(begin)
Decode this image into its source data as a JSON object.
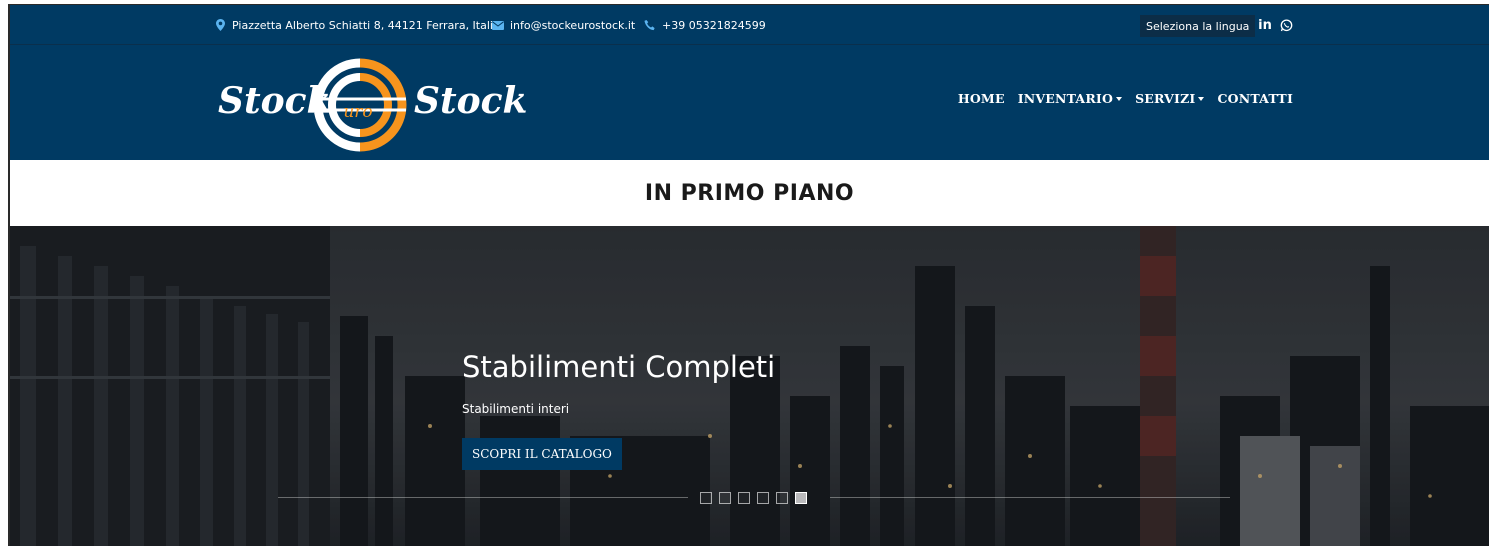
{
  "topbar": {
    "address": "Piazzetta Alberto Schiatti 8, 44121 Ferrara, Italia",
    "email": "info@stockeurostock.it",
    "phone": "+39 05321824599",
    "language_label": "Seleziona la lingua",
    "social": [
      "linkedin-icon",
      "whatsapp-icon"
    ]
  },
  "brand": {
    "name": "StockEuroStock",
    "colors": {
      "primary": "#003a63",
      "accent": "#f7941d"
    }
  },
  "nav": {
    "items": [
      {
        "label": "HOME",
        "dropdown": false
      },
      {
        "label": "INVENTARIO",
        "dropdown": true
      },
      {
        "label": "SERVIZI",
        "dropdown": true
      },
      {
        "label": "CONTATTI",
        "dropdown": false
      }
    ]
  },
  "section": {
    "title": "IN PRIMO PIANO"
  },
  "hero": {
    "title": "Stabilimenti Completi",
    "subtitle": "Stabilimenti interi",
    "button_label": "SCOPRI IL CATALOGO",
    "slides_count": 6,
    "active_slide": 6
  }
}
(end)
## Task to carry out
Print out the lines exactly, skipping any picture.

## Solution to this problem
Decode this image into its source data as a JSON object.
{
  "topbar": {
    "address": "Piazzetta Alberto Schiatti 8, 44121 Ferrara, Italia",
    "email": "info@stockeurostock.it",
    "phone": "+39 05321824599",
    "language_label": "Seleziona la lingua",
    "social": [
      "linkedin-icon",
      "whatsapp-icon"
    ]
  },
  "brand": {
    "name": "StockEuroStock",
    "colors": {
      "primary": "#003a63",
      "accent": "#f7941d"
    }
  },
  "nav": {
    "items": [
      {
        "label": "HOME",
        "dropdown": false
      },
      {
        "label": "INVENTARIO",
        "dropdown": true
      },
      {
        "label": "SERVIZI",
        "dropdown": true
      },
      {
        "label": "CONTATTI",
        "dropdown": false
      }
    ]
  },
  "section": {
    "title": "IN PRIMO PIANO"
  },
  "hero": {
    "title": "Stabilimenti Completi",
    "subtitle": "Stabilimenti interi",
    "button_label": "SCOPRI IL CATALOGO",
    "slides_count": 6,
    "active_slide": 6
  }
}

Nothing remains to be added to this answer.